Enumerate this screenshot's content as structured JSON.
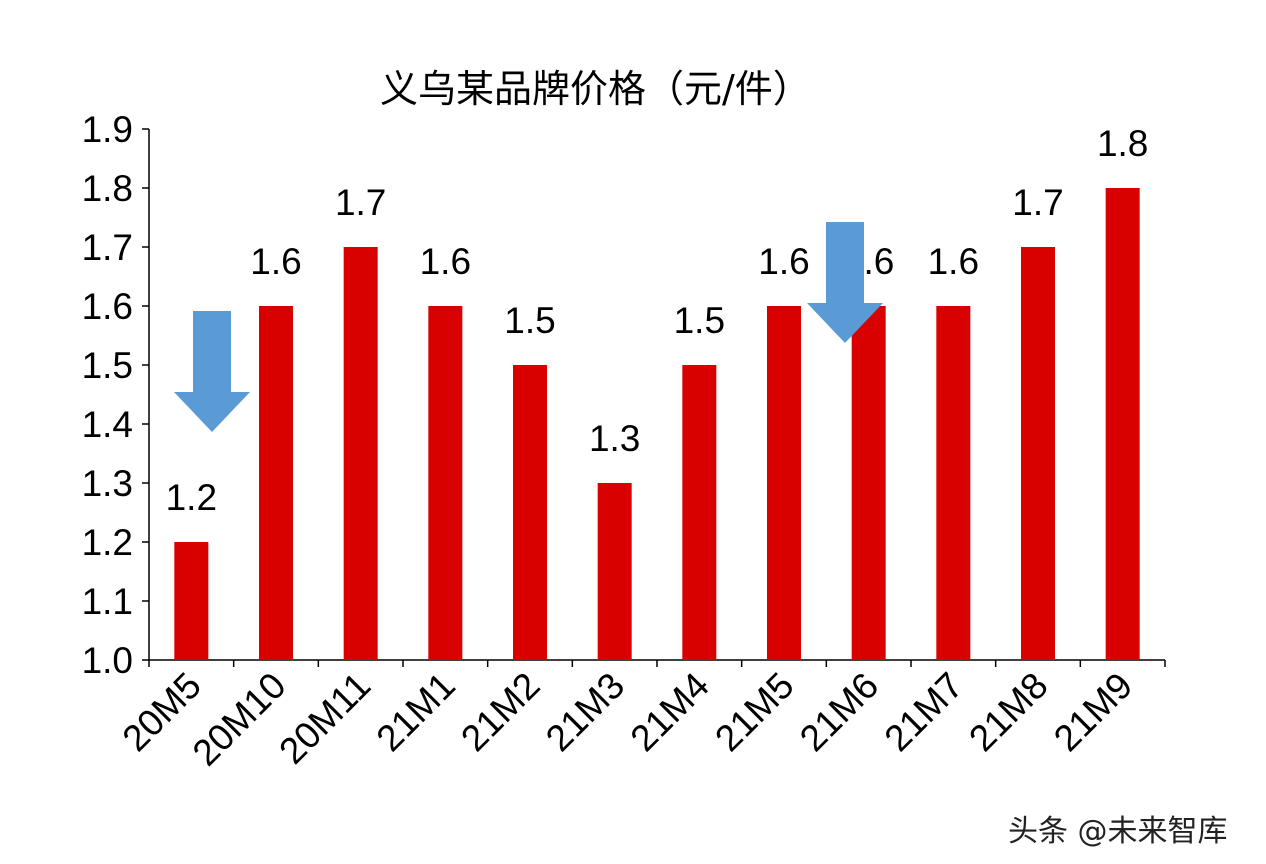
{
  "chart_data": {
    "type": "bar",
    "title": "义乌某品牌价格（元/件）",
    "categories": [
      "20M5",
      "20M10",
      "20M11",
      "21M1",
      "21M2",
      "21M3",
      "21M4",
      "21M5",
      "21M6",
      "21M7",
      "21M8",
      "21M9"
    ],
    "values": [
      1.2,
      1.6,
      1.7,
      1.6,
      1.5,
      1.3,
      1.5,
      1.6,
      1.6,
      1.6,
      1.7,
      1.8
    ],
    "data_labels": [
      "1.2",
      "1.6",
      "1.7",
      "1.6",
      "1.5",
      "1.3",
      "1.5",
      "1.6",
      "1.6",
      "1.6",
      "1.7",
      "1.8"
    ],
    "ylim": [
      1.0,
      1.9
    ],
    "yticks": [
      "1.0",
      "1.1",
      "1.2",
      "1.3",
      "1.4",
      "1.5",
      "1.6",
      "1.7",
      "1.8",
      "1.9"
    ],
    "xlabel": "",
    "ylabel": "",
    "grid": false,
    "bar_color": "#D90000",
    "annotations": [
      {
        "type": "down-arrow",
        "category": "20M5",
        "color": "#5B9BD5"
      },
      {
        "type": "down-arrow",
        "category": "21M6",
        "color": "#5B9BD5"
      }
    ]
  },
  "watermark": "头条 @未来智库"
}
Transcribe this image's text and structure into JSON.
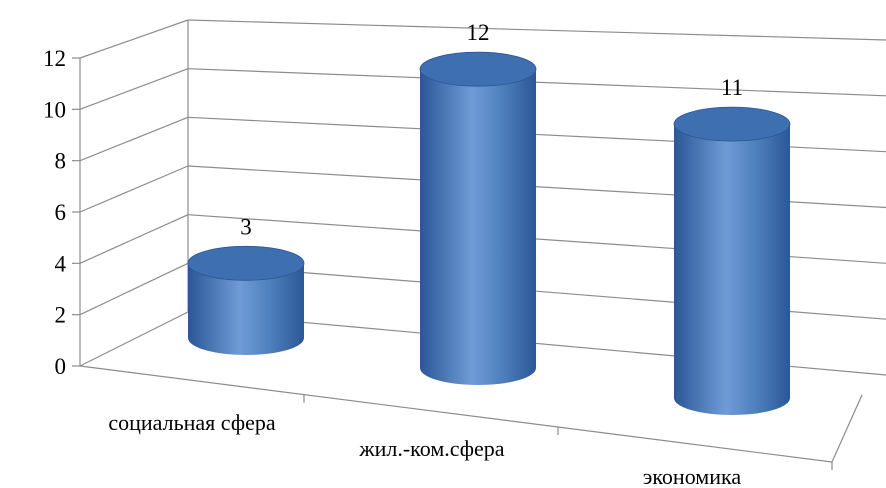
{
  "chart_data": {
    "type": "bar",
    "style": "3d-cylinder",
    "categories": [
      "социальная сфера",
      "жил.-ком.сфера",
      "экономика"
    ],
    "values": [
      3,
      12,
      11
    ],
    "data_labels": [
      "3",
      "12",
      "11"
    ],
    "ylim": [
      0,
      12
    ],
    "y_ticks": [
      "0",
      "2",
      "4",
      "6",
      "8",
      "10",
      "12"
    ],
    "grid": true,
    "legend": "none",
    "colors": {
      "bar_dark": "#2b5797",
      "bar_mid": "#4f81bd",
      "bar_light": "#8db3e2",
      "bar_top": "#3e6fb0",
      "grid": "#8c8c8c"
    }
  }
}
● ● ● ●
Extract all the data above exactly, excluding every picture.

Enumerate this screenshot's content as structured JSON.
{
  "chart_data": {
    "type": "bar",
    "title": "义乌某品牌价格（元/件）",
    "categories": [
      "20M5",
      "20M10",
      "20M11",
      "21M1",
      "21M2",
      "21M3",
      "21M4",
      "21M5",
      "21M6",
      "21M7",
      "21M8",
      "21M9"
    ],
    "values": [
      1.2,
      1.6,
      1.7,
      1.6,
      1.5,
      1.3,
      1.5,
      1.6,
      1.6,
      1.6,
      1.7,
      1.8
    ],
    "data_labels": [
      "1.2",
      "1.6",
      "1.7",
      "1.6",
      "1.5",
      "1.3",
      "1.5",
      "1.6",
      "1.6",
      "1.6",
      "1.7",
      "1.8"
    ],
    "ylim": [
      1.0,
      1.9
    ],
    "yticks": [
      "1.0",
      "1.1",
      "1.2",
      "1.3",
      "1.4",
      "1.5",
      "1.6",
      "1.7",
      "1.8",
      "1.9"
    ],
    "xlabel": "",
    "ylabel": "",
    "grid": false,
    "bar_color": "#D90000",
    "annotations": [
      {
        "type": "down-arrow",
        "category": "20M5",
        "color": "#5B9BD5"
      },
      {
        "type": "down-arrow",
        "category": "21M6",
        "color": "#5B9BD5"
      }
    ]
  },
  "watermark": "头条 @未来智库"
}
Transcribe this image's text and structure into JSON.
{
  "chart_data": {
    "type": "bar",
    "style": "3d-cylinder",
    "categories": [
      "социальная сфера",
      "жил.-ком.сфера",
      "экономика"
    ],
    "values": [
      3,
      12,
      11
    ],
    "data_labels": [
      "3",
      "12",
      "11"
    ],
    "ylim": [
      0,
      12
    ],
    "y_ticks": [
      "0",
      "2",
      "4",
      "6",
      "8",
      "10",
      "12"
    ],
    "grid": true,
    "legend": "none",
    "colors": {
      "bar_dark": "#2b5797",
      "bar_mid": "#4f81bd",
      "bar_light": "#8db3e2",
      "bar_top": "#3e6fb0",
      "grid": "#8c8c8c"
    }
  }
}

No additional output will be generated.